*** EXTRACTED INFORMATION

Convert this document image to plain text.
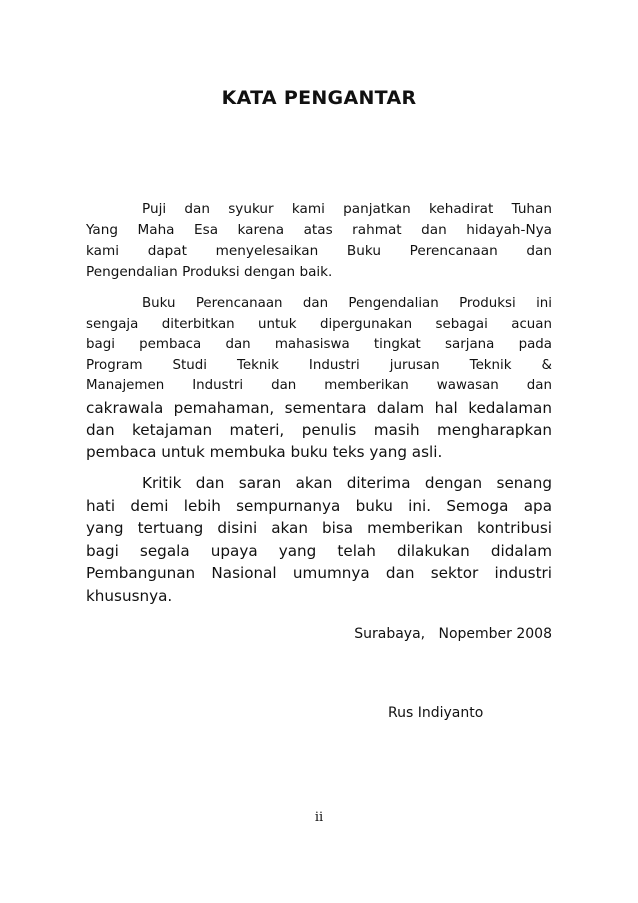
KATA PENGANTAR
Puji dan syukur kami panjatkan kehadirat Tuhan
Yang Maha Esa karena atas rahmat dan hidayah-Nya
kami dapat menyelesaikan Buku Perencanaan dan
Pengendalian Produksi dengan baik.
Buku Perencanaan dan Pengendalian Produksi ini
sengaja diterbitkan untuk dipergunakan sebagai acuan
bagi pembaca dan mahasiswa tingkat sarjana pada
Program Studi Teknik Industri jurusan Teknik &
Manajemen Industri dan memberikan wawasan dan
cakrawala pemahaman, sementara dalam hal kedalaman
dan ketajaman materi, penulis masih mengharapkan
pembaca untuk membuka buku teks yang asli.
Kritik dan saran akan diterima dengan senang
hati demi lebih sempurnanya buku ini. Semoga apa
yang tertuang disini akan bisa memberikan kontribusi
bagi segala upaya yang telah dilakukan didalam
Pembangunan Nasional umumnya dan sektor industri
khususnya.
Surabaya,   Nopember 2008
Rus Indiyanto
ii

******

### EXERCISE
Omit the pictures. Transcribe every record exactly.

### SOLUTION FOR THIS PROBLEM
Convert this document image to plain text.
KATA PENGANTAR
Puji dan syukur kami panjatkan kehadirat Tuhan
Yang Maha Esa karena atas rahmat dan hidayah-Nya
kami dapat menyelesaikan Buku Perencanaan dan
Pengendalian Produksi dengan baik.
Buku Perencanaan dan Pengendalian Produksi ini
sengaja diterbitkan untuk dipergunakan sebagai acuan
bagi pembaca dan mahasiswa tingkat sarjana pada
Program Studi Teknik Industri jurusan Teknik &
Manajemen Industri dan memberikan wawasan dan
cakrawala pemahaman, sementara dalam hal kedalaman
dan ketajaman materi, penulis masih mengharapkan
pembaca untuk membuka buku teks yang asli.
Kritik dan saran akan diterima dengan senang
hati demi lebih sempurnanya buku ini. Semoga apa
yang tertuang disini akan bisa memberikan kontribusi
bagi segala upaya yang telah dilakukan didalam
Pembangunan Nasional umumnya dan sektor industri
khususnya.
Surabaya,   Nopember 2008
Rus Indiyanto
ii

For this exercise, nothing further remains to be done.